* start Task material *
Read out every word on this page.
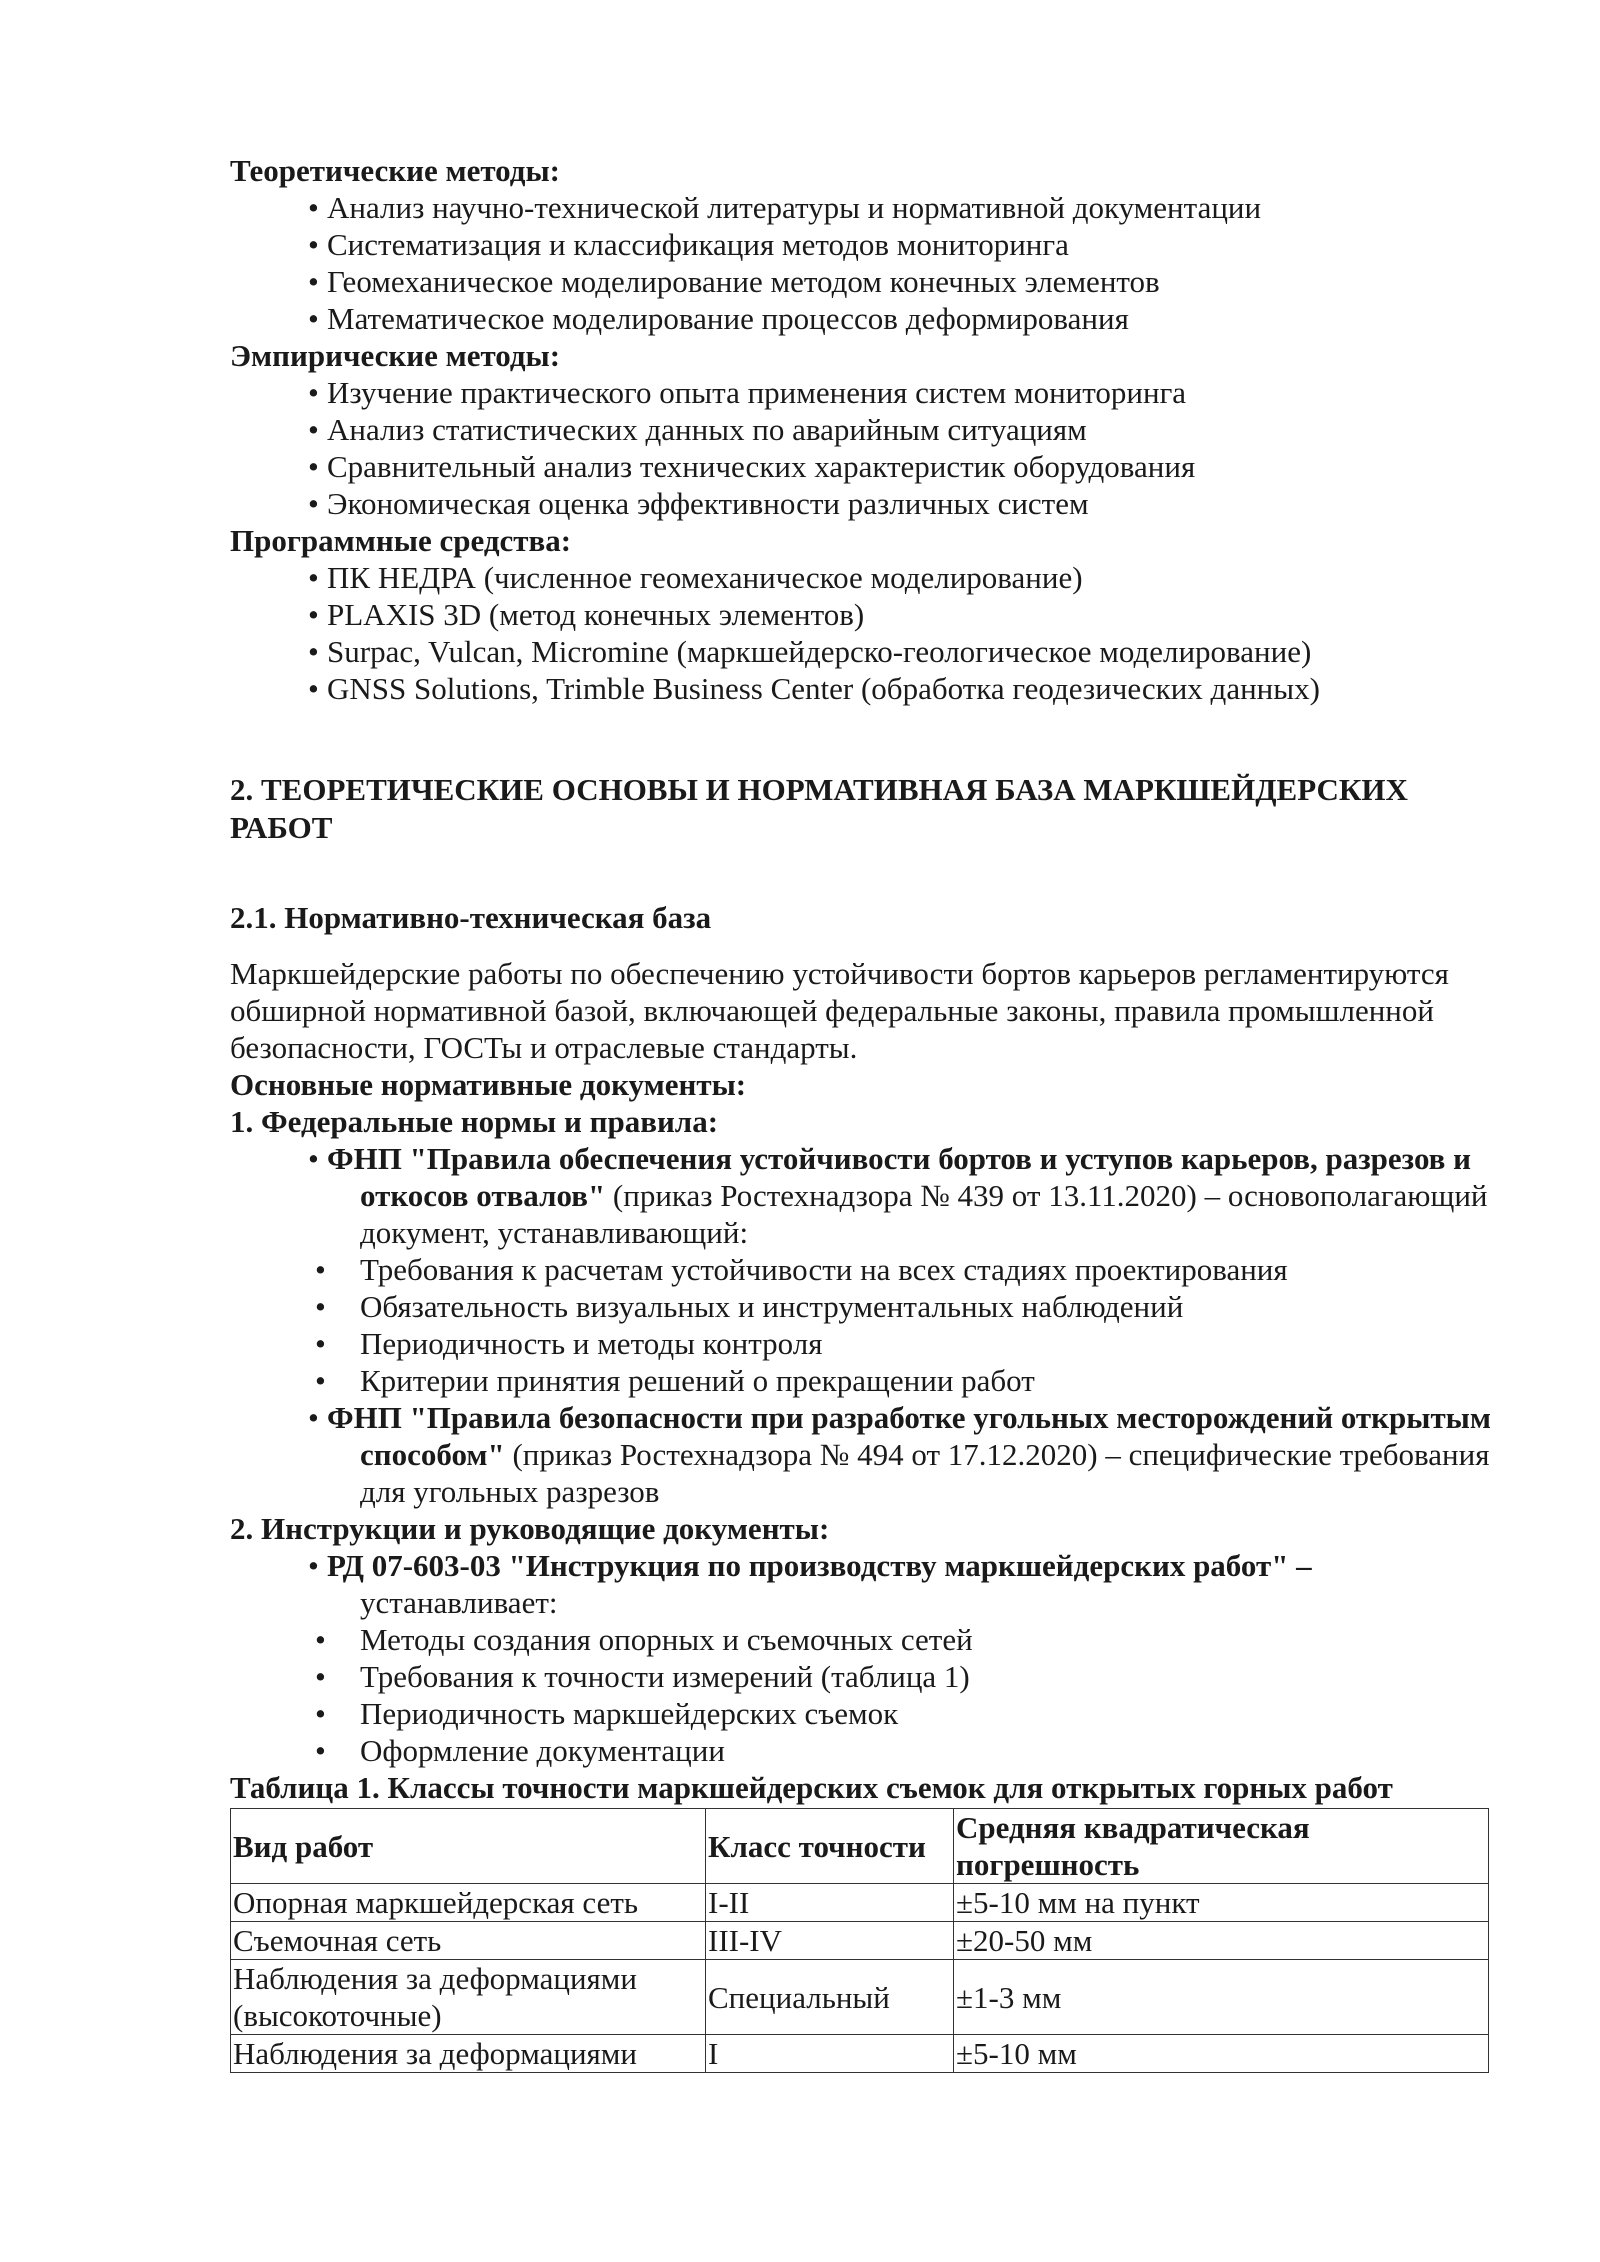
Теоретические методы:
• Анализ научно-технической литературы и нормативной документации
• Систематизация и классификация методов мониторинга
• Геомеханическое моделирование методом конечных элементов
• Математическое моделирование процессов деформирования
Эмпирические методы:
• Изучение практического опыта применения систем мониторинга
• Анализ статистических данных по аварийным ситуациям
• Сравнительный анализ технических характеристик оборудования
• Экономическая оценка эффективности различных систем
Программные средства:
• ПК НЕДРА (численное геомеханическое моделирование)
• PLAXIS 3D (метод конечных элементов)
• Surpac, Vulcan, Micromine (маркшейдерско-геологическое моделирование)
• GNSS Solutions, Trimble Business Center (обработка геодезических данных)
2. ТЕОРЕТИЧЕСКИЕ ОСНОВЫ И НОРМАТИВНАЯ БАЗА МАРКШЕЙДЕРСКИХ РАБОТ
2.1. Нормативно-техническая база

Маркшейдерские работы по обеспечению устойчивости бортов карьеров регламентируются обширной нормативной базой, включающей федеральные законы, правила промышленной безопасности, ГОСТы и отраслевые стандарты.

Основные нормативные документы:
1. Федеральные нормы и правила:
• ФНП "Правила обеспечения устойчивости бортов и уступов карьеров, разрезов и
откосов отвалов" (приказ Ростехнадзора № 439 от 13.11.2020) – основополагающий
документ, устанавливающий:
• Требования к расчетам устойчивости на всех стадиях проектирования
• Обязательность визуальных и инструментальных наблюдений
• Периодичность и методы контроля
• Критерии принятия решений о прекращении работ
• ФНП "Правила безопасности при разработке угольных месторождений открытым
способом" (приказ Ростехнадзора № 494 от 17.12.2020) – специфические требования
для угольных разрезов
2. Инструкции и руководящие документы:
• РД 07-603-03 "Инструкция по производству маркшейдерских работ" –
устанавливает:
• Методы создания опорных и съемочных сетей
• Требования к точности измерений (таблица 1)
• Периодичность маркшейдерских съемок
• Оформление документации
Таблица 1. Классы точности маркшейдерских съемок для открытых горных работ
Вид работ	Класс точности	Средняя квадратическая погрешность
Опорная маркшейдерская сеть	I-II	±5-10 мм на пункт
Съемочная сеть	III-IV	±20-50 мм
Наблюдения за деформациями (высокоточные)	Специальный	±1-3 мм
Наблюдения за деформациями	I	±5-10 мм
* end Task material *
- _Exercise details_:
Look through the listing and extract every line with "документы" in it.

- _Exercise output_:
Основные нормативные документы:
2. Инструкции и руководящие документы:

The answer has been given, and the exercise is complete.